What to do ▸ Print the listing below exactly.
___ Information given
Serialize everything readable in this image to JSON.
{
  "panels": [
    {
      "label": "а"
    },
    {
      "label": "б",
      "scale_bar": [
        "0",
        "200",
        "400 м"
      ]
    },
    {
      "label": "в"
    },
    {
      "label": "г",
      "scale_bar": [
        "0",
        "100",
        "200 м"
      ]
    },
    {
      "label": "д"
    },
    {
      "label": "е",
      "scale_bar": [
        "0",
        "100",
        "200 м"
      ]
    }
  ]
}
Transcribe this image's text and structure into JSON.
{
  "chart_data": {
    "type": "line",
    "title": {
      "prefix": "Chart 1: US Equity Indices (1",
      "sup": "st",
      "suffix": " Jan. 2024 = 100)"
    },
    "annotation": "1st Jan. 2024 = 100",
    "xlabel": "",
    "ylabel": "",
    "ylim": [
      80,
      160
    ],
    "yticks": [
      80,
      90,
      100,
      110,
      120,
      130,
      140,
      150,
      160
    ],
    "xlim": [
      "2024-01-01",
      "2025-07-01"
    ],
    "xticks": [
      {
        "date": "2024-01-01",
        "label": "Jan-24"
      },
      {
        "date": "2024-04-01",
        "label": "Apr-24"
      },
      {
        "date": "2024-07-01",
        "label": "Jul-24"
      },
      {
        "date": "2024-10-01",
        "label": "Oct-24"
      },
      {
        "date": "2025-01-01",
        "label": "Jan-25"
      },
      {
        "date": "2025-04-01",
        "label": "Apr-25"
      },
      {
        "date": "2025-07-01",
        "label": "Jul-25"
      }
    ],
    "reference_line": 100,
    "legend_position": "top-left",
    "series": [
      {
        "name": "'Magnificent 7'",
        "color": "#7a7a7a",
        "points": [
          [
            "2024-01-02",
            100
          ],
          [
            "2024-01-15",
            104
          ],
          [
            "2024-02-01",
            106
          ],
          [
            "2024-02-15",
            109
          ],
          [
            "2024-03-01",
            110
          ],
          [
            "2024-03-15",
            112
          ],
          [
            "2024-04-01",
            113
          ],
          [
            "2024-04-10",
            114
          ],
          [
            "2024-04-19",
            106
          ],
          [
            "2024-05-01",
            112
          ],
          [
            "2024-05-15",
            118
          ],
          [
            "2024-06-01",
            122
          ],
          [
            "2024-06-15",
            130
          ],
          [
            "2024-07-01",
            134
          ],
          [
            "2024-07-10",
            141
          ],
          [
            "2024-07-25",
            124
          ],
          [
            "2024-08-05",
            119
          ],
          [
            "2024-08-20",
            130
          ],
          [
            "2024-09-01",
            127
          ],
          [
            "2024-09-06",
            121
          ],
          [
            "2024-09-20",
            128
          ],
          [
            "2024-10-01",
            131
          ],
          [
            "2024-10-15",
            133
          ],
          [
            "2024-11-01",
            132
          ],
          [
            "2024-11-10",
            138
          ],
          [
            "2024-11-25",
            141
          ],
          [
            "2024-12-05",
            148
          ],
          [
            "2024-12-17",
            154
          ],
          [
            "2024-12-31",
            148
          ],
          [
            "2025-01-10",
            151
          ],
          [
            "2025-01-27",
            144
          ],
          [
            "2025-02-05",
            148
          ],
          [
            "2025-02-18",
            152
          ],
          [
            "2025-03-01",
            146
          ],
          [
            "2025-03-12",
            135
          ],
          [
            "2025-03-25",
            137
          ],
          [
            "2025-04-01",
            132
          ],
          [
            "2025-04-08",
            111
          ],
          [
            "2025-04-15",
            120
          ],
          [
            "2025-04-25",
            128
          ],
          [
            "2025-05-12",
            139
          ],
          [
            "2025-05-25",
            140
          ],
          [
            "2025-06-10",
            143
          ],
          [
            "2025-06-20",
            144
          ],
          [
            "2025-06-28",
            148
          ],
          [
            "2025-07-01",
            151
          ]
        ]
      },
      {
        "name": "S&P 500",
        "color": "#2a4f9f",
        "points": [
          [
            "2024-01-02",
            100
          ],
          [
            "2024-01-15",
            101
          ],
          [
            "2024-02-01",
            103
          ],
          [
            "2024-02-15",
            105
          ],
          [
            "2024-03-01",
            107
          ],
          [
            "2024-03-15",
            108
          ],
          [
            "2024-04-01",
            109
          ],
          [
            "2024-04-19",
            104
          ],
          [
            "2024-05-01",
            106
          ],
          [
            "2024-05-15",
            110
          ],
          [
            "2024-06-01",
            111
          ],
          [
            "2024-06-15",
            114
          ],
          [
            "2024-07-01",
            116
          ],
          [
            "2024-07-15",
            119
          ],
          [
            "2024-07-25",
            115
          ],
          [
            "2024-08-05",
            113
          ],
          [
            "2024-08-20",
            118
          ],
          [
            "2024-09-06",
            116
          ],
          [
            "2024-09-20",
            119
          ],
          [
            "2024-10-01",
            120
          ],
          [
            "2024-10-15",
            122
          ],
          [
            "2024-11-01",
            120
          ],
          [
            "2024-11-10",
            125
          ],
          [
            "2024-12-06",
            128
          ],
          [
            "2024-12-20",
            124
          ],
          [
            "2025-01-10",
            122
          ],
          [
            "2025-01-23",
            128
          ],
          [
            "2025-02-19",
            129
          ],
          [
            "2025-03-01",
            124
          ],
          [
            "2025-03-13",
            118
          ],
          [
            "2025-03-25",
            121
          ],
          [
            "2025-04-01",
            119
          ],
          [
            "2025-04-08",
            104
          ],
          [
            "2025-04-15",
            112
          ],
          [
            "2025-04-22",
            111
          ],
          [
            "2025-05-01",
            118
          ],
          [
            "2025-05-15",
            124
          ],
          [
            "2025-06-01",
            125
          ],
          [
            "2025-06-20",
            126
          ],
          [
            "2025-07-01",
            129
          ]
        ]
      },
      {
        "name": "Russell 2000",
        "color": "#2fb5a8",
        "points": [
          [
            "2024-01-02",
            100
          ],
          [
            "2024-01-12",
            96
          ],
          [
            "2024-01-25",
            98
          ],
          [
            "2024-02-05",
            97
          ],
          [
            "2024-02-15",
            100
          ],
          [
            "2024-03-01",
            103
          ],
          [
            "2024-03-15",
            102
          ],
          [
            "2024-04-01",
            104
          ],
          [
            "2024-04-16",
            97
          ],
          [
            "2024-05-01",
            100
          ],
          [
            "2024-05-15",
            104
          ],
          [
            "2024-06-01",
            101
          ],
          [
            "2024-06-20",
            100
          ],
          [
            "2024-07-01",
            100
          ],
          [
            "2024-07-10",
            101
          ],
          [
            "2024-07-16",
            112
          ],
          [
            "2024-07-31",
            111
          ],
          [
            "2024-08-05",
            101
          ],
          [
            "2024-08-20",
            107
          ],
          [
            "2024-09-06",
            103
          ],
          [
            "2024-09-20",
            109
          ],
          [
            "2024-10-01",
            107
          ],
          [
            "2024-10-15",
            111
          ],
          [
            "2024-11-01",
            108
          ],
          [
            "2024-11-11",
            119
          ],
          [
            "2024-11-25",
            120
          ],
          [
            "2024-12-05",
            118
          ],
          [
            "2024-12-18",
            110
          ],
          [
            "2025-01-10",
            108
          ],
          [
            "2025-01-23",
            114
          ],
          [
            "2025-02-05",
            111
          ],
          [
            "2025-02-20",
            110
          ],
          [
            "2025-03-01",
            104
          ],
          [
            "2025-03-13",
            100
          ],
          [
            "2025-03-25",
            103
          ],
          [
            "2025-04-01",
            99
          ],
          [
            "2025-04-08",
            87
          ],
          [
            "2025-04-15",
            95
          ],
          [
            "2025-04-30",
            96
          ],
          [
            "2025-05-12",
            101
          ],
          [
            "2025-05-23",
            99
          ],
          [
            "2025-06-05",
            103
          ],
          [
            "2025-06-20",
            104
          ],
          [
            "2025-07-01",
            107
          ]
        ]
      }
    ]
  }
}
______
Task output ▸
Serialize everything readable in this image to JSON.
{
  "panels": [
    {
      "label": "а"
    },
    {
      "label": "б",
      "scale_bar": [
        "0",
        "200",
        "400 м"
      ]
    },
    {
      "label": "в"
    },
    {
      "label": "г",
      "scale_bar": [
        "0",
        "100",
        "200 м"
      ]
    },
    {
      "label": "д"
    },
    {
      "label": "е",
      "scale_bar": [
        "0",
        "100",
        "200 м"
      ]
    }
  ]
}
Transcribe this image's text and structure into JSON.
{
  "chart_data": {
    "type": "line",
    "title": {
      "prefix": "Chart 1: US Equity Indices (1",
      "sup": "st",
      "suffix": " Jan. 2024 = 100)"
    },
    "annotation": "1st Jan. 2024 = 100",
    "xlabel": "",
    "ylabel": "",
    "ylim": [
      80,
      160
    ],
    "yticks": [
      80,
      90,
      100,
      110,
      120,
      130,
      140,
      150,
      160
    ],
    "xlim": [
      "2024-01-01",
      "2025-07-01"
    ],
    "xticks": [
      {
        "date": "2024-01-01",
        "label": "Jan-24"
      },
      {
        "date": "2024-04-01",
        "label": "Apr-24"
      },
      {
        "date": "2024-07-01",
        "label": "Jul-24"
      },
      {
        "date": "2024-10-01",
        "label": "Oct-24"
      },
      {
        "date": "2025-01-01",
        "label": "Jan-25"
      },
      {
        "date": "2025-04-01",
        "label": "Apr-25"
      },
      {
        "date": "2025-07-01",
        "label": "Jul-25"
      }
    ],
    "reference_line": 100,
    "legend_position": "top-left",
    "series": [
      {
        "name": "'Magnificent 7'",
        "color": "#7a7a7a",
        "points": [
          [
            "2024-01-02",
            100
          ],
          [
            "2024-01-15",
            104
          ],
          [
            "2024-02-01",
            106
          ],
          [
            "2024-02-15",
            109
          ],
          [
            "2024-03-01",
            110
          ],
          [
            "2024-03-15",
            112
          ],
          [
            "2024-04-01",
            113
          ],
          [
            "2024-04-10",
            114
          ],
          [
            "2024-04-19",
            106
          ],
          [
            "2024-05-01",
            112
          ],
          [
            "2024-05-15",
            118
          ],
          [
            "2024-06-01",
            122
          ],
          [
            "2024-06-15",
            130
          ],
          [
            "2024-07-01",
            134
          ],
          [
            "2024-07-10",
            141
          ],
          [
            "2024-07-25",
            124
          ],
          [
            "2024-08-05",
            119
          ],
          [
            "2024-08-20",
            130
          ],
          [
            "2024-09-01",
            127
          ],
          [
            "2024-09-06",
            121
          ],
          [
            "2024-09-20",
            128
          ],
          [
            "2024-10-01",
            131
          ],
          [
            "2024-10-15",
            133
          ],
          [
            "2024-11-01",
            132
          ],
          [
            "2024-11-10",
            138
          ],
          [
            "2024-11-25",
            141
          ],
          [
            "2024-12-05",
            148
          ],
          [
            "2024-12-17",
            154
          ],
          [
            "2024-12-31",
            148
          ],
          [
            "2025-01-10",
            151
          ],
          [
            "2025-01-27",
            144
          ],
          [
            "2025-02-05",
            148
          ],
          [
            "2025-02-18",
            152
          ],
          [
            "2025-03-01",
            146
          ],
          [
            "2025-03-12",
            135
          ],
          [
            "2025-03-25",
            137
          ],
          [
            "2025-04-01",
            132
          ],
          [
            "2025-04-08",
            111
          ],
          [
            "2025-04-15",
            120
          ],
          [
            "2025-04-25",
            128
          ],
          [
            "2025-05-12",
            139
          ],
          [
            "2025-05-25",
            140
          ],
          [
            "2025-06-10",
            143
          ],
          [
            "2025-06-20",
            144
          ],
          [
            "2025-06-28",
            148
          ],
          [
            "2025-07-01",
            151
          ]
        ]
      },
      {
        "name": "S&P 500",
        "color": "#2a4f9f",
        "points": [
          [
            "2024-01-02",
            100
          ],
          [
            "2024-01-15",
            101
          ],
          [
            "2024-02-01",
            103
          ],
          [
            "2024-02-15",
            105
          ],
          [
            "2024-03-01",
            107
          ],
          [
            "2024-03-15",
            108
          ],
          [
            "2024-04-01",
            109
          ],
          [
            "2024-04-19",
            104
          ],
          [
            "2024-05-01",
            106
          ],
          [
            "2024-05-15",
            110
          ],
          [
            "2024-06-01",
            111
          ],
          [
            "2024-06-15",
            114
          ],
          [
            "2024-07-01",
            116
          ],
          [
            "2024-07-15",
            119
          ],
          [
            "2024-07-25",
            115
          ],
          [
            "2024-08-05",
            113
          ],
          [
            "2024-08-20",
            118
          ],
          [
            "2024-09-06",
            116
          ],
          [
            "2024-09-20",
            119
          ],
          [
            "2024-10-01",
            120
          ],
          [
            "2024-10-15",
            122
          ],
          [
            "2024-11-01",
            120
          ],
          [
            "2024-11-10",
            125
          ],
          [
            "2024-12-06",
            128
          ],
          [
            "2024-12-20",
            124
          ],
          [
            "2025-01-10",
            122
          ],
          [
            "2025-01-23",
            128
          ],
          [
            "2025-02-19",
            129
          ],
          [
            "2025-03-01",
            124
          ],
          [
            "2025-03-13",
            118
          ],
          [
            "2025-03-25",
            121
          ],
          [
            "2025-04-01",
            119
          ],
          [
            "2025-04-08",
            104
          ],
          [
            "2025-04-15",
            112
          ],
          [
            "2025-04-22",
            111
          ],
          [
            "2025-05-01",
            118
          ],
          [
            "2025-05-15",
            124
          ],
          [
            "2025-06-01",
            125
          ],
          [
            "2025-06-20",
            126
          ],
          [
            "2025-07-01",
            129
          ]
        ]
      },
      {
        "name": "Russell 2000",
        "color": "#2fb5a8",
        "points": [
          [
            "2024-01-02",
            100
          ],
          [
            "2024-01-12",
            96
          ],
          [
            "2024-01-25",
            98
          ],
          [
            "2024-02-05",
            97
          ],
          [
            "2024-02-15",
            100
          ],
          [
            "2024-03-01",
            103
          ],
          [
            "2024-03-15",
            102
          ],
          [
            "2024-04-01",
            104
          ],
          [
            "2024-04-16",
            97
          ],
          [
            "2024-05-01",
            100
          ],
          [
            "2024-05-15",
            104
          ],
          [
            "2024-06-01",
            101
          ],
          [
            "2024-06-20",
            100
          ],
          [
            "2024-07-01",
            100
          ],
          [
            "2024-07-10",
            101
          ],
          [
            "2024-07-16",
            112
          ],
          [
            "2024-07-31",
            111
          ],
          [
            "2024-08-05",
            101
          ],
          [
            "2024-08-20",
            107
          ],
          [
            "2024-09-06",
            103
          ],
          [
            "2024-09-20",
            109
          ],
          [
            "2024-10-01",
            107
          ],
          [
            "2024-10-15",
            111
          ],
          [
            "2024-11-01",
            108
          ],
          [
            "2024-11-11",
            119
          ],
          [
            "2024-11-25",
            120
          ],
          [
            "2024-12-05",
            118
          ],
          [
            "2024-12-18",
            110
          ],
          [
            "2025-01-10",
            108
          ],
          [
            "2025-01-23",
            114
          ],
          [
            "2025-02-05",
            111
          ],
          [
            "2025-02-20",
            110
          ],
          [
            "2025-03-01",
            104
          ],
          [
            "2025-03-13",
            100
          ],
          [
            "2025-03-25",
            103
          ],
          [
            "2025-04-01",
            99
          ],
          [
            "2025-04-08",
            87
          ],
          [
            "2025-04-15",
            95
          ],
          [
            "2025-04-30",
            96
          ],
          [
            "2025-05-12",
            101
          ],
          [
            "2025-05-23",
            99
          ],
          [
            "2025-06-05",
            103
          ],
          [
            "2025-06-20",
            104
          ],
          [
            "2025-07-01",
            107
          ]
        ]
      }
    ]
  }
}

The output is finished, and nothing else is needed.